### DATA ROWS
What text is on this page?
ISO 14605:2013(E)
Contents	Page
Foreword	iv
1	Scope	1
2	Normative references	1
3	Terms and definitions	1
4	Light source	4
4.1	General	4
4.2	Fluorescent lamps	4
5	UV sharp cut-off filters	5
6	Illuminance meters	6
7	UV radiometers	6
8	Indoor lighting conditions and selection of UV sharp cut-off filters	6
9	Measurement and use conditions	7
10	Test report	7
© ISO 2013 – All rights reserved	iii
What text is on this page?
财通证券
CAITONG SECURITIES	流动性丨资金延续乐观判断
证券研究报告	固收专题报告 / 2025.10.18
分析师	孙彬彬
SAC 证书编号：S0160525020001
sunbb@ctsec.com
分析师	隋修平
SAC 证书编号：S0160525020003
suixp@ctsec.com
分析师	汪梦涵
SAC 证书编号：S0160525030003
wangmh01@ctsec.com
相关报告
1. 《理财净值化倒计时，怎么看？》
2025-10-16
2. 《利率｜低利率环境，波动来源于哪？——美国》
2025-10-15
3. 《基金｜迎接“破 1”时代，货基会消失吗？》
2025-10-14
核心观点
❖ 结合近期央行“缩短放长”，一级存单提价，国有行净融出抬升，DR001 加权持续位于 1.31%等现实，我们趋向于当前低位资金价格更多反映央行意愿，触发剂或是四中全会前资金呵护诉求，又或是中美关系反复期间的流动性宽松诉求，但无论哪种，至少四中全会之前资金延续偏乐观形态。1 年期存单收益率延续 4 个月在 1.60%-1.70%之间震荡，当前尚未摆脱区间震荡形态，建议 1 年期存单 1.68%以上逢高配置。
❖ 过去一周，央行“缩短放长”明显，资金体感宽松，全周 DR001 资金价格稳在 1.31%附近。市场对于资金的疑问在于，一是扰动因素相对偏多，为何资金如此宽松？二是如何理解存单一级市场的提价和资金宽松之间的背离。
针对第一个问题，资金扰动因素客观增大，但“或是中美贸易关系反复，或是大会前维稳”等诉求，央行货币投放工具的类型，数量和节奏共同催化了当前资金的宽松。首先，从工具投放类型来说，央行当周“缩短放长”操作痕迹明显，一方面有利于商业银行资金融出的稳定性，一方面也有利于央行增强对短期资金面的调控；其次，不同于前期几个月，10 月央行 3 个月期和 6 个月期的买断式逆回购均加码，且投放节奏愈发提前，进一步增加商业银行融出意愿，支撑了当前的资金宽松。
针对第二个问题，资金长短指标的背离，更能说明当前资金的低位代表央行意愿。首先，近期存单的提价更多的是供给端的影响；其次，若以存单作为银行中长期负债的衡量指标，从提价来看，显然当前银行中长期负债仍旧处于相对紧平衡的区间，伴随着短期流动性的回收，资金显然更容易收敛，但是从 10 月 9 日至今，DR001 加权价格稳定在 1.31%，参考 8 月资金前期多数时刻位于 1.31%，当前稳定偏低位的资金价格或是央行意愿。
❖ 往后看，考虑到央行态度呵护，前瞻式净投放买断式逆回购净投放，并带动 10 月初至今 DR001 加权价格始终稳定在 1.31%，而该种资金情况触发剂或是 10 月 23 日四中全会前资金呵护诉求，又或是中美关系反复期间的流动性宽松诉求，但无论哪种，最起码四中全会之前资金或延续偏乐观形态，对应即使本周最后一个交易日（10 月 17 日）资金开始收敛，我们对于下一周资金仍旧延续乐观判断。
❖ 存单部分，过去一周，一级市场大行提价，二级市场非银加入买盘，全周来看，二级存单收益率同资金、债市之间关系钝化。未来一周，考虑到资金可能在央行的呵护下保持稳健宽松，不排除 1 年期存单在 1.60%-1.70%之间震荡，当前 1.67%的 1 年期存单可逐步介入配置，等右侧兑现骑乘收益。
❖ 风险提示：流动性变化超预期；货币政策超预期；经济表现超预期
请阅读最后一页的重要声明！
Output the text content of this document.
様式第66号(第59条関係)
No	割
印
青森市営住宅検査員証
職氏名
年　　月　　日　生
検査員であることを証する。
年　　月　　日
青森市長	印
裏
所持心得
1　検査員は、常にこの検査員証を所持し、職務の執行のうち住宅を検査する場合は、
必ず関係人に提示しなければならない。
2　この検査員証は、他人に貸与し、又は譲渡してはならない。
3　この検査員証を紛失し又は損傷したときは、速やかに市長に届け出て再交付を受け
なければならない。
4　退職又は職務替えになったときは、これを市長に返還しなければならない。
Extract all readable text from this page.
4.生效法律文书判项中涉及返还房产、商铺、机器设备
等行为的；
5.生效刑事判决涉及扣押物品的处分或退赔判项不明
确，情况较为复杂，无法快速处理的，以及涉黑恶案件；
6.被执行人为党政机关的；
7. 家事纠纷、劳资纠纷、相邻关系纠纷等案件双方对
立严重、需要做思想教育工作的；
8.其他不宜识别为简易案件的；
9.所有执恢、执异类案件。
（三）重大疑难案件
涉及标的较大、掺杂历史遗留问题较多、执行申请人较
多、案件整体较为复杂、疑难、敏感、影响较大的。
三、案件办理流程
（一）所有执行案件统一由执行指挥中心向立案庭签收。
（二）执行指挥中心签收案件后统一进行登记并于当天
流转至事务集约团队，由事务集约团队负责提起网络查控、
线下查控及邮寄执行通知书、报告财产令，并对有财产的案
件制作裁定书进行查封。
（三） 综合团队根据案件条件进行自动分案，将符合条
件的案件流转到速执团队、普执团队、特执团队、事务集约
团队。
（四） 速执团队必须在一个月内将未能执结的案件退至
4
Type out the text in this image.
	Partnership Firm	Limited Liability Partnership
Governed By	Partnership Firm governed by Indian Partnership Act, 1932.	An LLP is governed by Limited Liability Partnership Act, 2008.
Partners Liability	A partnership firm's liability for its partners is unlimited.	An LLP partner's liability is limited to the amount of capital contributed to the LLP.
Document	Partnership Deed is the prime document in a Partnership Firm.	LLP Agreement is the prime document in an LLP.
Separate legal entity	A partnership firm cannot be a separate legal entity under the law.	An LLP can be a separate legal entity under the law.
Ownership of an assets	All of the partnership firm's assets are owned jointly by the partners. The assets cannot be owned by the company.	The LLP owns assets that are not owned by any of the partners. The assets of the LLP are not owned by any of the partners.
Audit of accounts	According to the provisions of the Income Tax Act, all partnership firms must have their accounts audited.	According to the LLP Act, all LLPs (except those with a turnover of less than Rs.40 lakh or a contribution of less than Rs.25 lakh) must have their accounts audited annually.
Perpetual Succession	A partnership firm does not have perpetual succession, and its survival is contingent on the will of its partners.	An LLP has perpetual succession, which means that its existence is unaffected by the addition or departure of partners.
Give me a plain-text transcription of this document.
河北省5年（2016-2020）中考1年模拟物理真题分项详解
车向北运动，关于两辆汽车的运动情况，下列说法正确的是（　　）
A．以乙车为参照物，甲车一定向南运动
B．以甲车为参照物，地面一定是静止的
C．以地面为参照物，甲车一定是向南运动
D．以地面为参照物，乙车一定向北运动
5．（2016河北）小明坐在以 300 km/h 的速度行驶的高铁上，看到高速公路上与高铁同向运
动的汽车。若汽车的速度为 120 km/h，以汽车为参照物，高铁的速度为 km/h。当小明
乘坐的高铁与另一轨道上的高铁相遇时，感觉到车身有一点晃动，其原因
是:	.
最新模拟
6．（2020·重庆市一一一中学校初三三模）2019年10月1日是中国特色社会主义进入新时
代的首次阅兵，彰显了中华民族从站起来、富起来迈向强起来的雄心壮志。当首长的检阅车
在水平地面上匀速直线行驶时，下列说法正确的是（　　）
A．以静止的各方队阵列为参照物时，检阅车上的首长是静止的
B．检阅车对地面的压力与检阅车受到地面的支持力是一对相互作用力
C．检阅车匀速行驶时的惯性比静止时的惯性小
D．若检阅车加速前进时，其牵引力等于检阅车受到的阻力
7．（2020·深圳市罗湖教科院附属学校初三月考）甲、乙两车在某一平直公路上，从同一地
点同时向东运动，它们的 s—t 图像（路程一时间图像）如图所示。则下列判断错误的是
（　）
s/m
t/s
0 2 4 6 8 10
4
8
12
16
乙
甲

### TASK
Reproduce, exactly and with nothing added, the lines from the one that includes "Give me a plain-text" through the last line of the material.

### ANSWER TO THE TASK
Give me a plain-text transcription of this document.
河北省5年（2016-2020）中考1年模拟物理真题分项详解
车向北运动，关于两辆汽车的运动情况，下列说法正确的是（　　）
A．以乙车为参照物，甲车一定向南运动
B．以甲车为参照物，地面一定是静止的
C．以地面为参照物，甲车一定是向南运动
D．以地面为参照物，乙车一定向北运动
5．（2016河北）小明坐在以 300 km/h 的速度行驶的高铁上，看到高速公路上与高铁同向运
动的汽车。若汽车的速度为 120 km/h，以汽车为参照物，高铁的速度为 km/h。当小明
乘坐的高铁与另一轨道上的高铁相遇时，感觉到车身有一点晃动，其原因
是:	.
最新模拟
6．（2020·重庆市一一一中学校初三三模）2019年10月1日是中国特色社会主义进入新时
代的首次阅兵，彰显了中华民族从站起来、富起来迈向强起来的雄心壮志。当首长的检阅车
在水平地面上匀速直线行驶时，下列说法正确的是（　　）
A．以静止的各方队阵列为参照物时，检阅车上的首长是静止的
B．检阅车对地面的压力与检阅车受到地面的支持力是一对相互作用力
C．检阅车匀速行驶时的惯性比静止时的惯性小
D．若检阅车加速前进时，其牵引力等于检阅车受到的阻力
7．（2020·深圳市罗湖教科院附属学校初三月考）甲、乙两车在某一平直公路上，从同一地
点同时向东运动，它们的 s—t 图像（路程一时间图像）如图所示。则下列判断错误的是
（　）
s/m
t/s
0 2 4 6 8 10
4
8
12
16
乙
甲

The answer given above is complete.